Records from a dataset
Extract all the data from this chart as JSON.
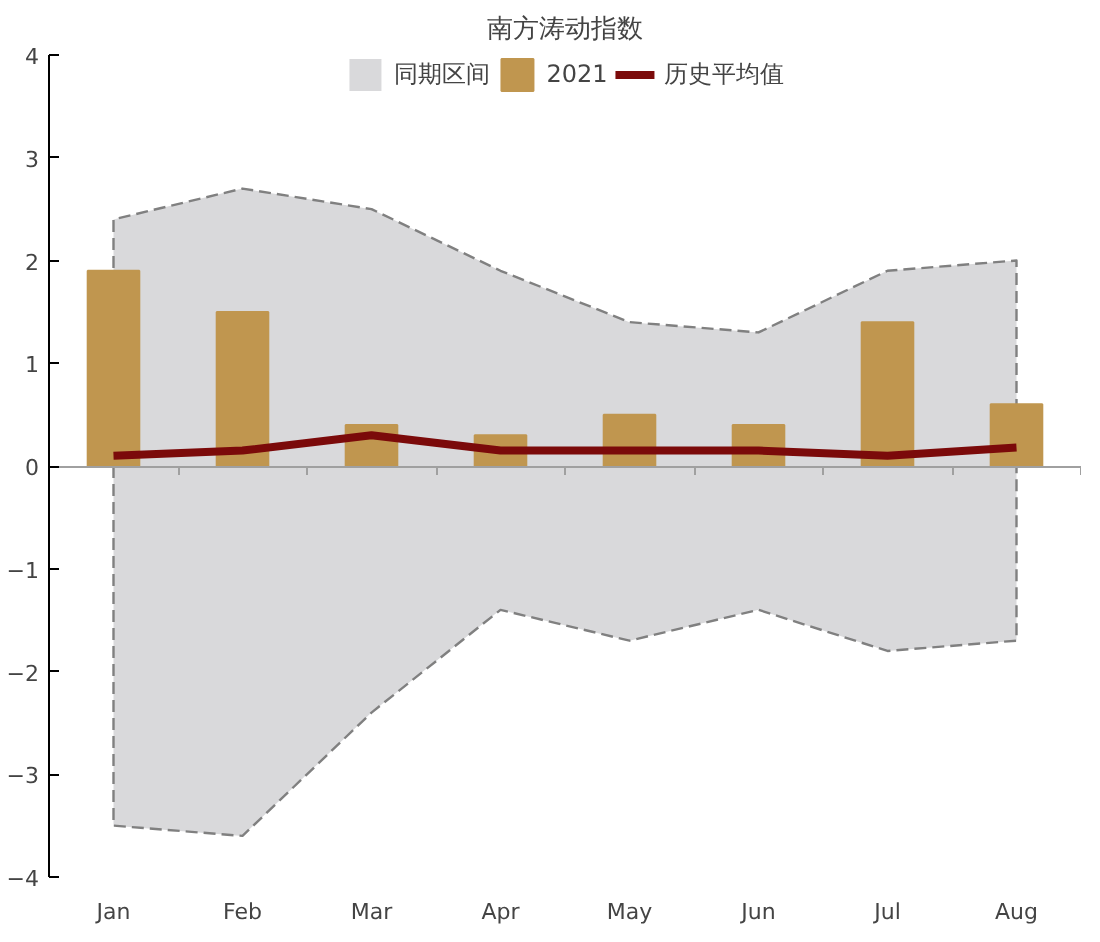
{
  "chart_data": {
    "type": "bar",
    "title": "南方涛动指数",
    "categories": [
      "Jan",
      "Feb",
      "Mar",
      "Apr",
      "May",
      "Jun",
      "Jul",
      "Aug"
    ],
    "series": [
      {
        "name": "同期区间",
        "type": "area",
        "color": "#d9d9db",
        "line_style": "dashed",
        "values": [
          2.4,
          2.7,
          2.5,
          1.9,
          1.4,
          1.3,
          1.9,
          2.0
        ]
      },
      {
        "type": "area",
        "color": "#d9d9db",
        "line_style": "dashed",
        "values": [
          -3.5,
          -3.6,
          -2.4,
          -1.4,
          -1.7,
          -1.4,
          -1.8,
          -1.7
        ]
      },
      {
        "name": "2021",
        "color": "#c0964f",
        "values": [
          1.9,
          1.5,
          0.4,
          0.3,
          0.5,
          0.4,
          1.4,
          0.6
        ]
      },
      {
        "name": "历史平均值",
        "type": "line",
        "color": "#7b0a0a",
        "line_style": "solid",
        "values": [
          0.1,
          0.15,
          0.3,
          0.15,
          0.15,
          0.15,
          0.1,
          0.18
        ]
      }
    ],
    "ylim": [
      -4,
      4
    ],
    "yticks": [
      -4,
      -3,
      -2,
      -1,
      0,
      1,
      2,
      3,
      4
    ],
    "legend": "top"
  }
}
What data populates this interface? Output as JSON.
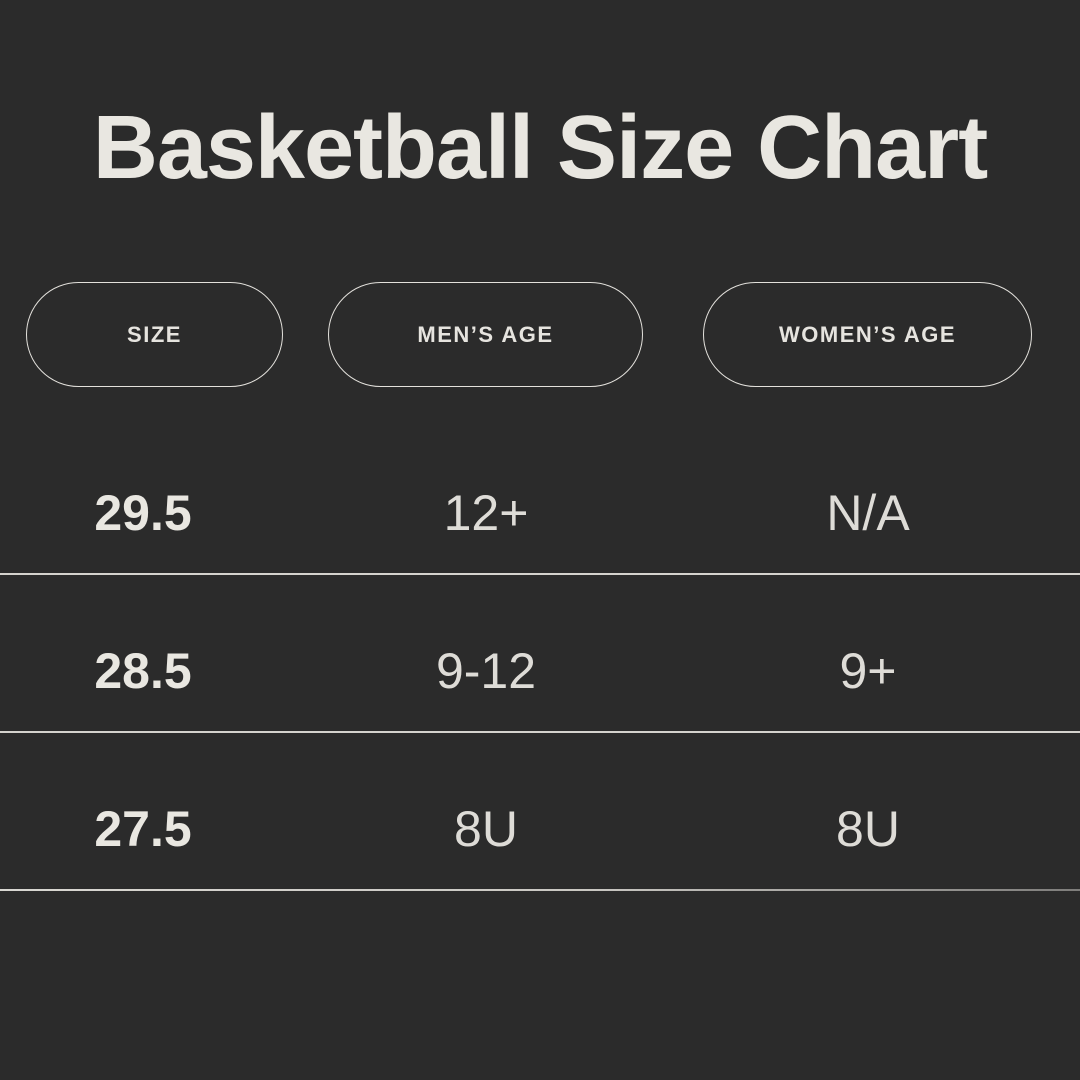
{
  "page": {
    "title": "Basketball Size Chart"
  },
  "theme": {
    "background": "#2b2b2b",
    "title_text": "#e9e7e1",
    "secondary_text": "#dedcd7",
    "pill_border": "#e3e1dc",
    "divider": "#d5d3ce",
    "divider_fade": "#7e7d7b"
  },
  "table": {
    "columns": [
      {
        "label": "SIZE"
      },
      {
        "label": "MEN’S AGE"
      },
      {
        "label": "WOMEN’S AGE"
      }
    ],
    "rows": [
      {
        "size": "29.5",
        "mens_age": "12+",
        "womens_age": "N/A"
      },
      {
        "size": "28.5",
        "mens_age": "9-12",
        "womens_age": "9+"
      },
      {
        "size": "27.5",
        "mens_age": "8U",
        "womens_age": "8U"
      }
    ]
  },
  "chart_data": {
    "type": "table",
    "title": "Basketball Size Chart",
    "columns": [
      "SIZE",
      "MEN’S AGE",
      "WOMEN’S AGE"
    ],
    "rows": [
      [
        "29.5",
        "12+",
        "N/A"
      ],
      [
        "28.5",
        "9-12",
        "9+"
      ],
      [
        "27.5",
        "8U",
        "8U"
      ]
    ]
  }
}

Directions for this task => Except for the pictures, give all the material above again verbatim.

Result of the exercise =>
Extract all the data from this chart as JSON.
{
  "chart_data": {
    "type": "bar",
    "title": "南方涛动指数",
    "categories": [
      "Jan",
      "Feb",
      "Mar",
      "Apr",
      "May",
      "Jun",
      "Jul",
      "Aug"
    ],
    "series": [
      {
        "name": "同期区间",
        "type": "area",
        "color": "#d9d9db",
        "line_style": "dashed",
        "values": [
          2.4,
          2.7,
          2.5,
          1.9,
          1.4,
          1.3,
          1.9,
          2.0
        ]
      },
      {
        "type": "area",
        "color": "#d9d9db",
        "line_style": "dashed",
        "values": [
          -3.5,
          -3.6,
          -2.4,
          -1.4,
          -1.7,
          -1.4,
          -1.8,
          -1.7
        ]
      },
      {
        "name": "2021",
        "color": "#c0964f",
        "values": [
          1.9,
          1.5,
          0.4,
          0.3,
          0.5,
          0.4,
          1.4,
          0.6
        ]
      },
      {
        "name": "历史平均值",
        "type": "line",
        "color": "#7b0a0a",
        "line_style": "solid",
        "values": [
          0.1,
          0.15,
          0.3,
          0.15,
          0.15,
          0.15,
          0.1,
          0.18
        ]
      }
    ],
    "ylim": [
      -4,
      4
    ],
    "yticks": [
      -4,
      -3,
      -2,
      -1,
      0,
      1,
      2,
      3,
      4
    ],
    "legend": "top"
  }
}
What data populates this interface? Output as JSON.
{
  "page": {
    "title": "Basketball Size Chart"
  },
  "theme": {
    "background": "#2b2b2b",
    "title_text": "#e9e7e1",
    "secondary_text": "#dedcd7",
    "pill_border": "#e3e1dc",
    "divider": "#d5d3ce",
    "divider_fade": "#7e7d7b"
  },
  "table": {
    "columns": [
      {
        "label": "SIZE"
      },
      {
        "label": "MEN’S AGE"
      },
      {
        "label": "WOMEN’S AGE"
      }
    ],
    "rows": [
      {
        "size": "29.5",
        "mens_age": "12+",
        "womens_age": "N/A"
      },
      {
        "size": "28.5",
        "mens_age": "9-12",
        "womens_age": "9+"
      },
      {
        "size": "27.5",
        "mens_age": "8U",
        "womens_age": "8U"
      }
    ]
  },
  "chart_data": {
    "type": "table",
    "title": "Basketball Size Chart",
    "columns": [
      "SIZE",
      "MEN’S AGE",
      "WOMEN’S AGE"
    ],
    "rows": [
      [
        "29.5",
        "12+",
        "N/A"
      ],
      [
        "28.5",
        "9-12",
        "9+"
      ],
      [
        "27.5",
        "8U",
        "8U"
      ]
    ]
  }
}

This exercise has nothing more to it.